◆ Challenge:
Write out each record again exactly as it stands.

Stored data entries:
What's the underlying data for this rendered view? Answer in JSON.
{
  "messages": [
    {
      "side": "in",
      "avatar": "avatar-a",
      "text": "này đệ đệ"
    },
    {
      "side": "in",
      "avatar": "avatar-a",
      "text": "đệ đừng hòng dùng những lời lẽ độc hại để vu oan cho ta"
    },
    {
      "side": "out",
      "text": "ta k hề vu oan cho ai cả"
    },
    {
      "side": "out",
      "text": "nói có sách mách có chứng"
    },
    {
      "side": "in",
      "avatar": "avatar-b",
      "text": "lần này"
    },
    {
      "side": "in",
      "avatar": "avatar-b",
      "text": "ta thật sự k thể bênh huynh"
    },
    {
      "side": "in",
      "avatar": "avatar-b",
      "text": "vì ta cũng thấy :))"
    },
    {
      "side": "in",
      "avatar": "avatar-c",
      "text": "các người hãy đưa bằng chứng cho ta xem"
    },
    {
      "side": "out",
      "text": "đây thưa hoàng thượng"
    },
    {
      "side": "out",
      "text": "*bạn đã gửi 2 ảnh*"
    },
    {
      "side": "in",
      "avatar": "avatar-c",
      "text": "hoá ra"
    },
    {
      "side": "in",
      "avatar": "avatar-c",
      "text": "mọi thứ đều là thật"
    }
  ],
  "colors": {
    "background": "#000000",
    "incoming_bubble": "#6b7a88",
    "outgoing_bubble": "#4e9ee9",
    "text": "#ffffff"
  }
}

◆ Solution:
What's the underlying data for this rendered view? Answer in JSON.
{
  "messages": [
    {
      "side": "in",
      "avatar": "avatar-a",
      "text": "này đệ đệ"
    },
    {
      "side": "in",
      "avatar": "avatar-a",
      "text": "đệ đừng hòng dùng những lời lẽ độc hại để vu oan cho ta"
    },
    {
      "side": "out",
      "text": "ta k hề vu oan cho ai cả"
    },
    {
      "side": "out",
      "text": "nói có sách mách có chứng"
    },
    {
      "side": "in",
      "avatar": "avatar-b",
      "text": "lần này"
    },
    {
      "side": "in",
      "avatar": "avatar-b",
      "text": "ta thật sự k thể bênh huynh"
    },
    {
      "side": "in",
      "avatar": "avatar-b",
      "text": "vì ta cũng thấy :))"
    },
    {
      "side": "in",
      "avatar": "avatar-c",
      "text": "các người hãy đưa bằng chứng cho ta xem"
    },
    {
      "side": "out",
      "text": "đây thưa hoàng thượng"
    },
    {
      "side": "out",
      "text": "*bạn đã gửi 2 ảnh*"
    },
    {
      "side": "in",
      "avatar": "avatar-c",
      "text": "hoá ra"
    },
    {
      "side": "in",
      "avatar": "avatar-c",
      "text": "mọi thứ đều là thật"
    }
  ],
  "colors": {
    "background": "#000000",
    "incoming_bubble": "#6b7a88",
    "outgoing_bubble": "#4e9ee9",
    "text": "#ffffff"
  }
}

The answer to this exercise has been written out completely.